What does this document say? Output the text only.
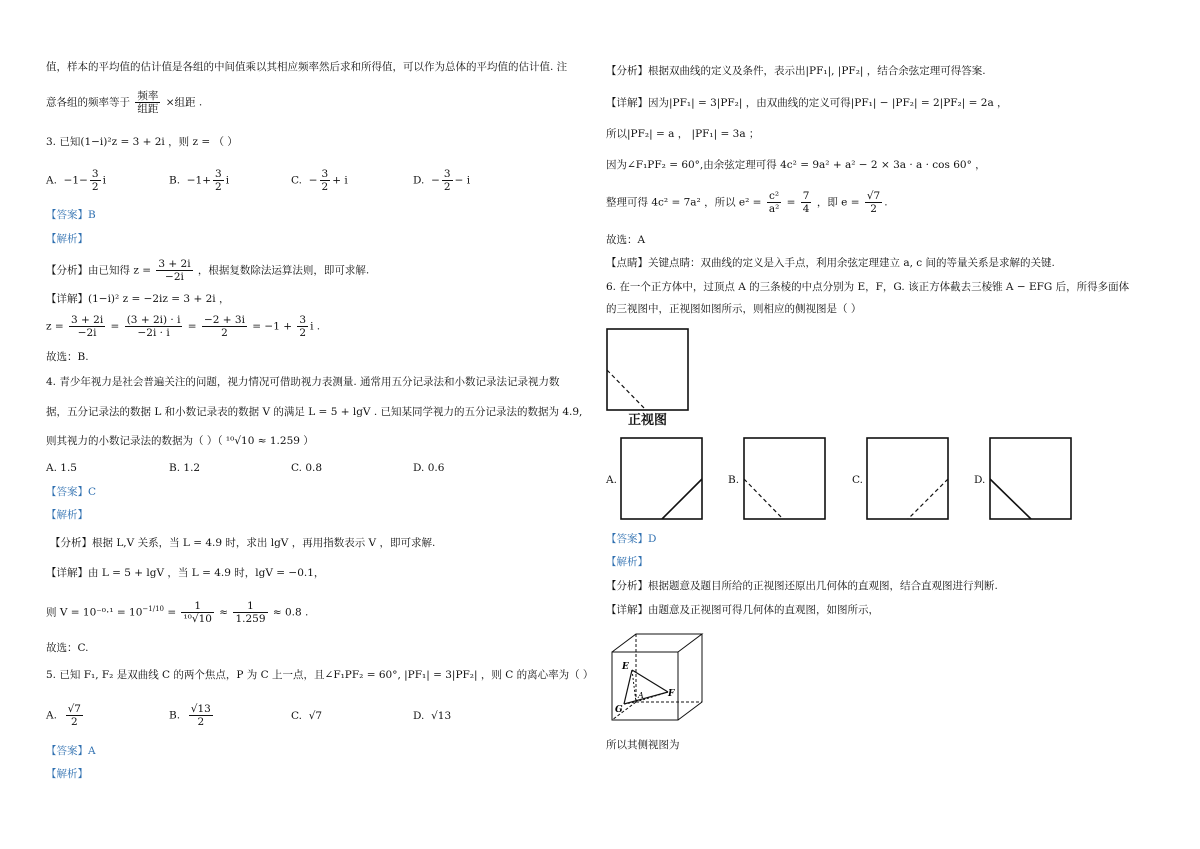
值，样本的平均值的估计值是各组的中间值乘以其相应频率然后求和所得值，可以作为总体的平均值的估计值. 注
意各组的频率等于 $\frac{\text{频率}}{\text{组距}}$ ×组距 .
3. 已知(1−i)²z = 3 + 2i ，则 z = （ ）
A. $-1- \frac{3}{2}$ i	B. $-1+ \frac{3}{2}$ i	C. − $\frac{3}{2} + i$	D. − $\frac{3}{2} - i$
【答案】B
【解析】
【分析】由已知得 $z = \frac{3 + 2i}{-2i}$ ，根据复数除法运算法则，即可求解.
【详解】(1−i)² z = −2iz = 3 + 2i ，
$z = \frac{3 + 2i}{-2i} = \frac{(3 + 2i) \cdot i}{-2i \cdot i} = \frac{-2 + 3i}{2} = -1 + \frac{3}{2}$ i .
故选：B.
4. 青少年视力是社会普遍关注的问题，视力情况可借助视力表测量. 通常用五分记录法和小数记录法记录视力数
据，五分记录法的数据 L 和小数记录表的数据 V 的满足 L = 5 + lgV . 已知某同学视力的五分记录法的数据为 4.9,
则其视力的小数记录法的数据为（ ）（ ¹⁰√10 ≈ 1.259 ）
A. 1.5	B. 1.2	C. 0.8	D. 0.6
【答案】C
【解析】
【分析】根据 L,V 关系，当 L = 4.9 时，求出 lgV ，再用指数表示 V ，即可求解.
【详解】由 L = 5 + lgV ，当 L = 4.9 时，lgV = −0.1，
则 $V = 10^{-0}\cdot^1 = 10^{-1/10} = \frac{1}{\text{¹⁰√10}} \approx \frac{1}{1.259} \approx 0.8$ .
故选：C.
5. 已知 F₁, F₂ 是双曲线 C 的两个焦点，P 为 C 上一点，且∠F₁PF₂ = 60°, |PF₁| = 3|PF₂| ，则 C 的离心率为（ ）
A. $\frac{√7}{2}$	B. $\frac{√13}{2}$	C. √7	D. √13
【答案】A
【解析】
【分析】根据双曲线的定义及条件，表示出|PF₁|, |PF₂| ，结合余弦定理可得答案.
【详解】因为|PF₁| = 3|PF₂| ，由双曲线的定义可得|PF₁| − |PF₂| = 2|PF₂| = 2a ，
所以|PF₂| = a ， |PF₁| = 3a ；
因为∠F₁PF₂ = 60°,由余弦定理可得 4c² = 9a² + a² − 2 × 3a · a · cos 60° ，
整理可得 4c² = 7a² ，所以 $e^2 = \frac{\text{c²}}{\text{a²}} = \frac{7}{4}$ ，即 $e = \frac{√7}{2}$ .
故选：A
【点睛】关键点睛：双曲线的定义是入手点，利用余弦定理建立 a, c 间的等量关系是求解的关键.
6. 在一个正方体中，过顶点 A 的三条棱的中点分别为 E，F，G. 该正方体截去三棱锥 A − EFG 后，所得多面体
的三视图中，正视图如图所示，则相应的侧视图是（ ）
正视图
A.	B.	C.	D.
【答案】D
【解析】
【分析】根据题意及题目所给的正视图还原出几何体的直观图，结合直观图进行判断.
【详解】由题意及正视图可得几何体的直观图，如图所示，
E
A	F
G
所以其侧视图为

# Aim of the task
Write out all the records again, exactly, minus any pictures.

# Answer to this exercise
What does this document say? Output the text only.
值，样本的平均值的估计值是各组的中间值乘以其相应频率然后求和所得值，可以作为总体的平均值的估计值. 注
意各组的频率等于 $\frac{\text{频率}}{\text{组距}}$ ×组距 .
3. 已知(1−i)²z = 3 + 2i ，则 z = （ ）
A. $-1- \frac{3}{2}$ i	B. $-1+ \frac{3}{2}$ i	C. − $\frac{3}{2} + i$	D. − $\frac{3}{2} - i$
【答案】B
【解析】
【分析】由已知得 $z = \frac{3 + 2i}{-2i}$ ，根据复数除法运算法则，即可求解.
【详解】(1−i)² z = −2iz = 3 + 2i ，
$z = \frac{3 + 2i}{-2i} = \frac{(3 + 2i) \cdot i}{-2i \cdot i} = \frac{-2 + 3i}{2} = -1 + \frac{3}{2}$ i .
故选：B.
4. 青少年视力是社会普遍关注的问题，视力情况可借助视力表测量. 通常用五分记录法和小数记录法记录视力数
据，五分记录法的数据 L 和小数记录表的数据 V 的满足 L = 5 + lgV . 已知某同学视力的五分记录法的数据为 4.9,
则其视力的小数记录法的数据为（ ）（ ¹⁰√10 ≈ 1.259 ）
A. 1.5	B. 1.2	C. 0.8	D. 0.6
【答案】C
【解析】
【分析】根据 L,V 关系，当 L = 4.9 时，求出 lgV ，再用指数表示 V ，即可求解.
【详解】由 L = 5 + lgV ，当 L = 4.9 时，lgV = −0.1，
则 $V = 10^{-0}\cdot^1 = 10^{-1/10} = \frac{1}{\text{¹⁰√10}} \approx \frac{1}{1.259} \approx 0.8$ .
故选：C.
5. 已知 F₁, F₂ 是双曲线 C 的两个焦点，P 为 C 上一点，且∠F₁PF₂ = 60°, |PF₁| = 3|PF₂| ，则 C 的离心率为（ ）
A. $\frac{√7}{2}$	B. $\frac{√13}{2}$	C. √7	D. √13
【答案】A
【解析】
【分析】根据双曲线的定义及条件，表示出|PF₁|, |PF₂| ，结合余弦定理可得答案.
【详解】因为|PF₁| = 3|PF₂| ，由双曲线的定义可得|PF₁| − |PF₂| = 2|PF₂| = 2a ，
所以|PF₂| = a ， |PF₁| = 3a ；
因为∠F₁PF₂ = 60°,由余弦定理可得 4c² = 9a² + a² − 2 × 3a · a · cos 60° ，
整理可得 4c² = 7a² ，所以 $e^2 = \frac{\text{c²}}{\text{a²}} = \frac{7}{4}$ ，即 $e = \frac{√7}{2}$ .
故选：A
【点睛】关键点睛：双曲线的定义是入手点，利用余弦定理建立 a, c 间的等量关系是求解的关键.
6. 在一个正方体中，过顶点 A 的三条棱的中点分别为 E，F，G. 该正方体截去三棱锥 A − EFG 后，所得多面体
的三视图中，正视图如图所示，则相应的侧视图是（ ）
正视图
A.	B.	C.	D.
【答案】D
【解析】
【分析】根据题意及题目所给的正视图还原出几何体的直观图，结合直观图进行判断.
【详解】由题意及正视图可得几何体的直观图，如图所示，
E
A	F
G
所以其侧视图为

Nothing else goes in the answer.